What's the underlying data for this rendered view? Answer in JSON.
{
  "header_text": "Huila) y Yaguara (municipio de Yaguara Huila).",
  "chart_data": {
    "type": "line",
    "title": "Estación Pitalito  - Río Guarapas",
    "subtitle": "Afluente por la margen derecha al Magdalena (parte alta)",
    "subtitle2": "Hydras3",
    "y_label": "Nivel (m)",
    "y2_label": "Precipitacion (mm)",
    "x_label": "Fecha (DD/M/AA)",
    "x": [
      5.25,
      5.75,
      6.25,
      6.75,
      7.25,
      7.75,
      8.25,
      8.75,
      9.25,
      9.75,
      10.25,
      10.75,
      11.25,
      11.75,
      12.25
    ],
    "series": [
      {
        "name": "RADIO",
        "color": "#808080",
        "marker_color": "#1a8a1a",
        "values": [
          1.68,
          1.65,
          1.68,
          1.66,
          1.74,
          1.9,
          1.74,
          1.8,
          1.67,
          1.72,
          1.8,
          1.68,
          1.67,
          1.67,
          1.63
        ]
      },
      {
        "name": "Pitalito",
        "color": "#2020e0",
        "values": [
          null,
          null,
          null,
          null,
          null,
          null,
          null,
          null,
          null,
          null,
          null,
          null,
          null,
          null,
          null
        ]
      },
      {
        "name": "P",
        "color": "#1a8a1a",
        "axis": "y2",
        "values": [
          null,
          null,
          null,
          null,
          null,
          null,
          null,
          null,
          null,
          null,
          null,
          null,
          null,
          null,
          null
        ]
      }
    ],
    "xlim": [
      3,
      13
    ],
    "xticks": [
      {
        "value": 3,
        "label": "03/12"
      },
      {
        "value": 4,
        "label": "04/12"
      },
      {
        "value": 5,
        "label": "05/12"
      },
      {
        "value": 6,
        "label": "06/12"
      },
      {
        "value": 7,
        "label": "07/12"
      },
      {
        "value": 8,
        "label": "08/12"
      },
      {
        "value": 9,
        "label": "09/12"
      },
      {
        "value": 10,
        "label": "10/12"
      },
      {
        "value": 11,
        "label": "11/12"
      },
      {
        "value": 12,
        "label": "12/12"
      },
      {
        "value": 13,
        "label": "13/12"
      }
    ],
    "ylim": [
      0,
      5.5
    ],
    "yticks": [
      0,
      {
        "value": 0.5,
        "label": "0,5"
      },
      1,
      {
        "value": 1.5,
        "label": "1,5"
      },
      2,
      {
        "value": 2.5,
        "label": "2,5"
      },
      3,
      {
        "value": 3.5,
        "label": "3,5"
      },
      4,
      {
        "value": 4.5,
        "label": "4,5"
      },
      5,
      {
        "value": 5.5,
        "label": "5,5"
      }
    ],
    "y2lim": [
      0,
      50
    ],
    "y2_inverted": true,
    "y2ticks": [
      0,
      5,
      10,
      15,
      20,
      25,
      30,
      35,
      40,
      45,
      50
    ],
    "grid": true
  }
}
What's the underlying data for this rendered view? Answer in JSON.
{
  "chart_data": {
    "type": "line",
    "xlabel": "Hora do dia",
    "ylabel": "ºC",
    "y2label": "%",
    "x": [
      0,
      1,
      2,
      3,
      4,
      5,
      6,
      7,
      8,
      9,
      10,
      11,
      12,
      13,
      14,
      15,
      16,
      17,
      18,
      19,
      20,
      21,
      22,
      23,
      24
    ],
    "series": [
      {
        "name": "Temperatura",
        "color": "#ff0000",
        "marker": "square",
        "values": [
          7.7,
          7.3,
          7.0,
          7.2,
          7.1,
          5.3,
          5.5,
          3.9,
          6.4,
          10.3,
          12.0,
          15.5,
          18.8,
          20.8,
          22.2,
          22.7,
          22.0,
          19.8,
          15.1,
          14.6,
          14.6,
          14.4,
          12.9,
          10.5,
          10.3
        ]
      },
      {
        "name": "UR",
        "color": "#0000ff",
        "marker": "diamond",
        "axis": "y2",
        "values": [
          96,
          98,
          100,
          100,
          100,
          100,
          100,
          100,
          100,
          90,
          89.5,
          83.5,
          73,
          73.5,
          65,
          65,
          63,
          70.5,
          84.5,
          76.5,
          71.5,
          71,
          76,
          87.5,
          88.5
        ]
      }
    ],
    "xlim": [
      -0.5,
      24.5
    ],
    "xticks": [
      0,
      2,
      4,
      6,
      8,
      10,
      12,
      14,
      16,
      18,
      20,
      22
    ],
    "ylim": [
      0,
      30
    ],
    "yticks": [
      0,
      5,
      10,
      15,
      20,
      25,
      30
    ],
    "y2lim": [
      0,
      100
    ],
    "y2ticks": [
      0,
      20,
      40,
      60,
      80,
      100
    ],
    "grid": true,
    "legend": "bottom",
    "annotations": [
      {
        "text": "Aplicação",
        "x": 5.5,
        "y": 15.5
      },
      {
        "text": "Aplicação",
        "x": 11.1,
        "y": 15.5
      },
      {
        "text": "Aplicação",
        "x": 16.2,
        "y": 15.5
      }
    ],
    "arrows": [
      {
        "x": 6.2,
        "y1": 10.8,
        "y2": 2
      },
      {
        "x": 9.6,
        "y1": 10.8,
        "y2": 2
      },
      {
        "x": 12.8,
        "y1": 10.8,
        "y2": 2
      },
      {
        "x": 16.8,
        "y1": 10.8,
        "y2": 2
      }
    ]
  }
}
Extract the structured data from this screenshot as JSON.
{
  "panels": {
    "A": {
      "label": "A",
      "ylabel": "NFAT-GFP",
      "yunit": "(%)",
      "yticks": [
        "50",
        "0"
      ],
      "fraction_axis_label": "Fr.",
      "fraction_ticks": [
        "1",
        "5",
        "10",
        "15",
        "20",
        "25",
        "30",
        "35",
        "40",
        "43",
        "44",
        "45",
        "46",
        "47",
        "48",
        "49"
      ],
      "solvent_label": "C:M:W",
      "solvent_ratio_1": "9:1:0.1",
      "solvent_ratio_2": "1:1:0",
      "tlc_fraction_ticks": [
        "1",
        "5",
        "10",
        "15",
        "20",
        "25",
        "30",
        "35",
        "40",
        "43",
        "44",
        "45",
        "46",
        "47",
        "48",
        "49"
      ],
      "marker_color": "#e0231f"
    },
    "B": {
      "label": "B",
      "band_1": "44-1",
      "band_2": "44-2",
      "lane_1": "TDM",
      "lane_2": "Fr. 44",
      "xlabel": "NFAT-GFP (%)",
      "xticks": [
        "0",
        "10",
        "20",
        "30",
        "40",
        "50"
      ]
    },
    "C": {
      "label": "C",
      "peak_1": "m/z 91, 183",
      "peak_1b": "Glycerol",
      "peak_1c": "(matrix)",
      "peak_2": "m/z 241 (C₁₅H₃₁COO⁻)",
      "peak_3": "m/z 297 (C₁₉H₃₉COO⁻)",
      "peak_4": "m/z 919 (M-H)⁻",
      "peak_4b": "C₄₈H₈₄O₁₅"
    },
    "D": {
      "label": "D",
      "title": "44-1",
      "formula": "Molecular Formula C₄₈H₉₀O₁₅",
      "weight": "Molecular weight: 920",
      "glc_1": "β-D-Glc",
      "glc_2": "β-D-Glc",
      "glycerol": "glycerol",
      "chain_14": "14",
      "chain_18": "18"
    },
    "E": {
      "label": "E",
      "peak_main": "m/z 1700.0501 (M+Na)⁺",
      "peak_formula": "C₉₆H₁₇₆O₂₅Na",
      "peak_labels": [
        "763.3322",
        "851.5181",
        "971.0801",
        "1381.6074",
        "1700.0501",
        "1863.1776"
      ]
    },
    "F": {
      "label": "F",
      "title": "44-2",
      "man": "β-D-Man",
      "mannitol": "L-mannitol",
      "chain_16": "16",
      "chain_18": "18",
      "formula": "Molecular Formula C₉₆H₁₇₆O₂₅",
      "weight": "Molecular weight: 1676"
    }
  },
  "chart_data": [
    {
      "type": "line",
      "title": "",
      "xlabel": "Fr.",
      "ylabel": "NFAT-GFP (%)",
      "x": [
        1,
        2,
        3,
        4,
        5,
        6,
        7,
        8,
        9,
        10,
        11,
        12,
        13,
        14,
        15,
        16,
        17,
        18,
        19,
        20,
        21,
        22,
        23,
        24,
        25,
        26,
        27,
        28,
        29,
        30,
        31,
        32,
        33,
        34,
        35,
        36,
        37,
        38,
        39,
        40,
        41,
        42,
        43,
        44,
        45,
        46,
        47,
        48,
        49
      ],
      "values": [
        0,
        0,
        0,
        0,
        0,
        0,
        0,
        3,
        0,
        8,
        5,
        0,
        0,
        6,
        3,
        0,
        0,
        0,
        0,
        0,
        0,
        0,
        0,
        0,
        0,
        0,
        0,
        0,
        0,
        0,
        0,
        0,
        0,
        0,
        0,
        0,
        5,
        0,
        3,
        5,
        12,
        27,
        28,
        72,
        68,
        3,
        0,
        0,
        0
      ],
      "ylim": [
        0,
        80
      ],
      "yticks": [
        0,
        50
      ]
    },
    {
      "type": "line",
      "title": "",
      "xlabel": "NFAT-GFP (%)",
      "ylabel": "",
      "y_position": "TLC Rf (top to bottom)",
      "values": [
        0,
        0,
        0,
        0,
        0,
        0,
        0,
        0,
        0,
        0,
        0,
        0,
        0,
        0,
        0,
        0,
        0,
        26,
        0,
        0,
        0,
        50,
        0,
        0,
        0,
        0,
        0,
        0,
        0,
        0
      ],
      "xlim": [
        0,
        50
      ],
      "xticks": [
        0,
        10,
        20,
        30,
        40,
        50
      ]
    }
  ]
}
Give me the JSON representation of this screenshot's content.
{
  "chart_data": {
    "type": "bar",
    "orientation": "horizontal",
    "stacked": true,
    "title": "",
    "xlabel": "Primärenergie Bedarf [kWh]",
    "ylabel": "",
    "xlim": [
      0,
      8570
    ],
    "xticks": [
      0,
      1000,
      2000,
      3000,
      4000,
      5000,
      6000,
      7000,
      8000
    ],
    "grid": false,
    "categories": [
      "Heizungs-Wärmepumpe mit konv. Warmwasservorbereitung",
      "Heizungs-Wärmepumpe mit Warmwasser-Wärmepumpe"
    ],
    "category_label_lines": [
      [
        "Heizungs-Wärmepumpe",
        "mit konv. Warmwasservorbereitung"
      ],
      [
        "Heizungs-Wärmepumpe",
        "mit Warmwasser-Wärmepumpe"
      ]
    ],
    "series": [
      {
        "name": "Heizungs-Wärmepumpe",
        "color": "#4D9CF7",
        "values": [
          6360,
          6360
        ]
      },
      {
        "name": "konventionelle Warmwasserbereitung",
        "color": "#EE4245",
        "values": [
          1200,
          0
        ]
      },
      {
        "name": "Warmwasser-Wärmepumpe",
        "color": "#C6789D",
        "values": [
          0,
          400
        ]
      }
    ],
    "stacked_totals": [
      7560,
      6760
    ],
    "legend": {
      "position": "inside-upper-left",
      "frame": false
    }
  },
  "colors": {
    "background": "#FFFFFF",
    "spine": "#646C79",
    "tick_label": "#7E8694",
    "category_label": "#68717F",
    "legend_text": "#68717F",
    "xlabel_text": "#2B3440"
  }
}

* * * *

(What you will do)
Take every line from the data above that holds "NFAT" and copy it out.

(Solution)
      "ylabel": "NFAT-GFP",
      "xlabel": "NFAT-GFP (%)",
      "ylabel": "NFAT-GFP (%)",
      "xlabel": "NFAT-GFP (%)",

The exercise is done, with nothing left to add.